» Record excerpts
____________________

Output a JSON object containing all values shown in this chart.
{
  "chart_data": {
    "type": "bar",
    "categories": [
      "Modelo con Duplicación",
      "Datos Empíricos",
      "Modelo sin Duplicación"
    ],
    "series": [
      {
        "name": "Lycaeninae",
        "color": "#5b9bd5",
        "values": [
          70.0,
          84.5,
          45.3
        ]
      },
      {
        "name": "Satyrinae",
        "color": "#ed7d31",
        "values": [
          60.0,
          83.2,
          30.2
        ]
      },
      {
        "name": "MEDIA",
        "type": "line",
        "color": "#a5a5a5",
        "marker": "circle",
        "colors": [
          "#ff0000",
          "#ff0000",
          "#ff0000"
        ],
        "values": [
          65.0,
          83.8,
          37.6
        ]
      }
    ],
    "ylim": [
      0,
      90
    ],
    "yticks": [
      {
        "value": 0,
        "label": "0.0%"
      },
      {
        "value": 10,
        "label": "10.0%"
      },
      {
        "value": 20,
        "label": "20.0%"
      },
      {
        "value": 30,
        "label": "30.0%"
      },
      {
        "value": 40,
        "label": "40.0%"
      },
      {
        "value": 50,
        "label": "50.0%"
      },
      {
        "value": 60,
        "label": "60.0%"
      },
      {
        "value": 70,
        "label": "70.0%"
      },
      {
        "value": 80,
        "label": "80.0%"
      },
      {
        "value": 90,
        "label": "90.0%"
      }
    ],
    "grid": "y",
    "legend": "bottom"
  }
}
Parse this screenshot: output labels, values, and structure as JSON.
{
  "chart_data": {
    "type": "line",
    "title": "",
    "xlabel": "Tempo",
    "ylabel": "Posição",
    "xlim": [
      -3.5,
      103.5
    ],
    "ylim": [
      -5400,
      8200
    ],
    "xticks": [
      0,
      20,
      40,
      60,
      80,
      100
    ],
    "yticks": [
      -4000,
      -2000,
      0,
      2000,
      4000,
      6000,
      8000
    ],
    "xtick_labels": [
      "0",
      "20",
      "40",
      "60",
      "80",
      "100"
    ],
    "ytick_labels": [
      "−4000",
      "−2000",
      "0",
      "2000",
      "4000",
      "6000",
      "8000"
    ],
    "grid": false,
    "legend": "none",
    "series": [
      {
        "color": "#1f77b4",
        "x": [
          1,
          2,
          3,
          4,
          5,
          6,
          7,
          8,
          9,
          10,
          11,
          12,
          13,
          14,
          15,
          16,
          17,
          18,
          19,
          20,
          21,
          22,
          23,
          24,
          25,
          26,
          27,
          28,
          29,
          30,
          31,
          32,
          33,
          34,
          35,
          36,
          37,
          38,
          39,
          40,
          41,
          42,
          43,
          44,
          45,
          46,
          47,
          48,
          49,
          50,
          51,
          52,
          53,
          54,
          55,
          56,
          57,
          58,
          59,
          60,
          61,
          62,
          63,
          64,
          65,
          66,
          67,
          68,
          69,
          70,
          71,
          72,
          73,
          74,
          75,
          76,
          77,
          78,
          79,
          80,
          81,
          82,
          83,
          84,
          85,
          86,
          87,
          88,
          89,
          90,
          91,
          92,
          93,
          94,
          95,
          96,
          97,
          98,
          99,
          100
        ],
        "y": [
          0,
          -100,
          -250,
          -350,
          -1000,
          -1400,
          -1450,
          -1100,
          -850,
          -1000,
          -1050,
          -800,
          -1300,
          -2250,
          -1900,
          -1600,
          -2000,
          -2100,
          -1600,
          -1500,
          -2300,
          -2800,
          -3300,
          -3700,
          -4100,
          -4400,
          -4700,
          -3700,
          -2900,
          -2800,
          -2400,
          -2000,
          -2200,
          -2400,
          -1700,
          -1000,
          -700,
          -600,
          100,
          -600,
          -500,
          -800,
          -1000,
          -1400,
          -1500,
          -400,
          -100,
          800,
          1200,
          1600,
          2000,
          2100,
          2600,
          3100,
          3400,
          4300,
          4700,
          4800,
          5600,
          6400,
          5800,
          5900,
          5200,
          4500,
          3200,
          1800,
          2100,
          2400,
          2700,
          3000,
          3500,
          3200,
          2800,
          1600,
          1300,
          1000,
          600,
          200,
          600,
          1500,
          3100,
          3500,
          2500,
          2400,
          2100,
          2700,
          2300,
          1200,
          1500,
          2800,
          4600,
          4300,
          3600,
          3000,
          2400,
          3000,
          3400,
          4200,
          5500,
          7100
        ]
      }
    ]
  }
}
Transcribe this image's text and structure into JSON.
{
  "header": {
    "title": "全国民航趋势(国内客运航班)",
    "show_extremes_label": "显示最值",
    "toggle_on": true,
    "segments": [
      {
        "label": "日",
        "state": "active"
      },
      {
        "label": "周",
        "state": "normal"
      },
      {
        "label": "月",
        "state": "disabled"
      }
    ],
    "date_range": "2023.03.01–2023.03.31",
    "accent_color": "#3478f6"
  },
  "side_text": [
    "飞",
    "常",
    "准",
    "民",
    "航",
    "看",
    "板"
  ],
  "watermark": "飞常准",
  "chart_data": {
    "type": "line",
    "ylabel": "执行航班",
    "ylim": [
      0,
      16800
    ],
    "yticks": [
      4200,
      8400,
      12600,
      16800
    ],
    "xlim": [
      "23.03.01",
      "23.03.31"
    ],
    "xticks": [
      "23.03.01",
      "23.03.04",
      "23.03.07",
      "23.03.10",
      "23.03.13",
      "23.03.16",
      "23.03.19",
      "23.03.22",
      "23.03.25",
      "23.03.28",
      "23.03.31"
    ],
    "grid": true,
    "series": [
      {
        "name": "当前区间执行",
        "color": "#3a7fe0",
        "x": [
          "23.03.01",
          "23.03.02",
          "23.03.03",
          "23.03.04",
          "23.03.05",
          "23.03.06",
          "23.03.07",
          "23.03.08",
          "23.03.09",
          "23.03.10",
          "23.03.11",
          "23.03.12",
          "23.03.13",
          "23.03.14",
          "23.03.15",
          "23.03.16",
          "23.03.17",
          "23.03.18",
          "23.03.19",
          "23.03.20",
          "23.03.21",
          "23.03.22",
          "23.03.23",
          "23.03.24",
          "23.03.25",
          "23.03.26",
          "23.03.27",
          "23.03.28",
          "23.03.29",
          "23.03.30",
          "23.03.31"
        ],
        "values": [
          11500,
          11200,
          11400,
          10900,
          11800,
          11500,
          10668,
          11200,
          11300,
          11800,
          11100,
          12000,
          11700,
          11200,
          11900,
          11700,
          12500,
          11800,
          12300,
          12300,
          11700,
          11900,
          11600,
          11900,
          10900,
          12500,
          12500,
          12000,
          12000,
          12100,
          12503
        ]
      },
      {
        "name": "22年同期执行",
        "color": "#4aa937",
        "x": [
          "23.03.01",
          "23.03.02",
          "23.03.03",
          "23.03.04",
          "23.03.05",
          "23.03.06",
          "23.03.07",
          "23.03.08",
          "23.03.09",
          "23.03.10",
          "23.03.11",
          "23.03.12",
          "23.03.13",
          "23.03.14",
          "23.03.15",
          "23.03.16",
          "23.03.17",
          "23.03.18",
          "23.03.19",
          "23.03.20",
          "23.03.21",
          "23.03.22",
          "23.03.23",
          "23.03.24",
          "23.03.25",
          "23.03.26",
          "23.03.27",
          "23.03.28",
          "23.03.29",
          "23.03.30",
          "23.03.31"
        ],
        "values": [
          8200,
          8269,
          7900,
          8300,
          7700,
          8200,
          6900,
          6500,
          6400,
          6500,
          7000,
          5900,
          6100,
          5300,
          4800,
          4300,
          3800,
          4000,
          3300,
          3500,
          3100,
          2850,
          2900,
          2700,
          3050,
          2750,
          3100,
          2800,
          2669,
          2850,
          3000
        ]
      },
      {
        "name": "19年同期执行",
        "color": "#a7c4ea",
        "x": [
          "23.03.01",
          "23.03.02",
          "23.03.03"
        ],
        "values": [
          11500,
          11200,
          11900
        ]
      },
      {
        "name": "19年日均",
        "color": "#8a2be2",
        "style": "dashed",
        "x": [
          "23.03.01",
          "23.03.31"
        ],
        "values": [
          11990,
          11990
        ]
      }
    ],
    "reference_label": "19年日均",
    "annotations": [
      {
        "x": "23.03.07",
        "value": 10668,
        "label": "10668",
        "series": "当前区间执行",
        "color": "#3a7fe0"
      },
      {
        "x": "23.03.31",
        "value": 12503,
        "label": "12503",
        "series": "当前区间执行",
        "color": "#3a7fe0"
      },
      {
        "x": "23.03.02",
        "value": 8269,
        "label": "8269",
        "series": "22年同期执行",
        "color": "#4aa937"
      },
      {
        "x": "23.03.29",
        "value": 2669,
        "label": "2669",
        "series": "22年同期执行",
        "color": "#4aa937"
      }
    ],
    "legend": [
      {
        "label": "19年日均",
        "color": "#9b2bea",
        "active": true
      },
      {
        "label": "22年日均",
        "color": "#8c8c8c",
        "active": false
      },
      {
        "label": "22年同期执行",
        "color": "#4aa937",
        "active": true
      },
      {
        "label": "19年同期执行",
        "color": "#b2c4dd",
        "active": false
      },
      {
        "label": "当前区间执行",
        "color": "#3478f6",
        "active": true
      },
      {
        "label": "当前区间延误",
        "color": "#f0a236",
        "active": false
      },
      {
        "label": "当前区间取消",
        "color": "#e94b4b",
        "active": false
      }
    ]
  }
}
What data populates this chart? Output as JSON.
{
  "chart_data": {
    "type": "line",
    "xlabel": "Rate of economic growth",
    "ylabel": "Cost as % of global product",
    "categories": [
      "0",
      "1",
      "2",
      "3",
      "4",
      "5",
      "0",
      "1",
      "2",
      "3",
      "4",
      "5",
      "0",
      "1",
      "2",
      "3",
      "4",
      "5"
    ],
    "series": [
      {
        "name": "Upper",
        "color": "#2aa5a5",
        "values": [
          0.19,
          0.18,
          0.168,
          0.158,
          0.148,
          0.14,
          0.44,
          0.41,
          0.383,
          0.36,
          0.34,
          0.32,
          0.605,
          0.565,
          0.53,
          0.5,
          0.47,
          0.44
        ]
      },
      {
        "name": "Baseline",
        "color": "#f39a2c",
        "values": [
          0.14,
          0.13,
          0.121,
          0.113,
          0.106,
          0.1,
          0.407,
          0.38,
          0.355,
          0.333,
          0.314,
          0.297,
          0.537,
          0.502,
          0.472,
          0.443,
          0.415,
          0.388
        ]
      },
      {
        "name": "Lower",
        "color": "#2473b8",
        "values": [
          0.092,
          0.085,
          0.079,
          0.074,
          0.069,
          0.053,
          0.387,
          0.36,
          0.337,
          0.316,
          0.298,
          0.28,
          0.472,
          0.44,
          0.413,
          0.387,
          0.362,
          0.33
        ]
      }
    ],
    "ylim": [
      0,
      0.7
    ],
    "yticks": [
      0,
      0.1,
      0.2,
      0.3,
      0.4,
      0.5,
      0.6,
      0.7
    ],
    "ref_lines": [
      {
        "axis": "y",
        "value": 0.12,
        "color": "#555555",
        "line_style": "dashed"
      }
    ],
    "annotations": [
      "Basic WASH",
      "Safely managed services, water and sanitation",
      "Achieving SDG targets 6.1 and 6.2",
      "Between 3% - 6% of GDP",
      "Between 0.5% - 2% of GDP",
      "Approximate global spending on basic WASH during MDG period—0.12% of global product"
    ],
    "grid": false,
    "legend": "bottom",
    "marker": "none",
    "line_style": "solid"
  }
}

____________________

» Short problem
Respond with the number of lines containing "structure" and no additional words.

» Solution below
2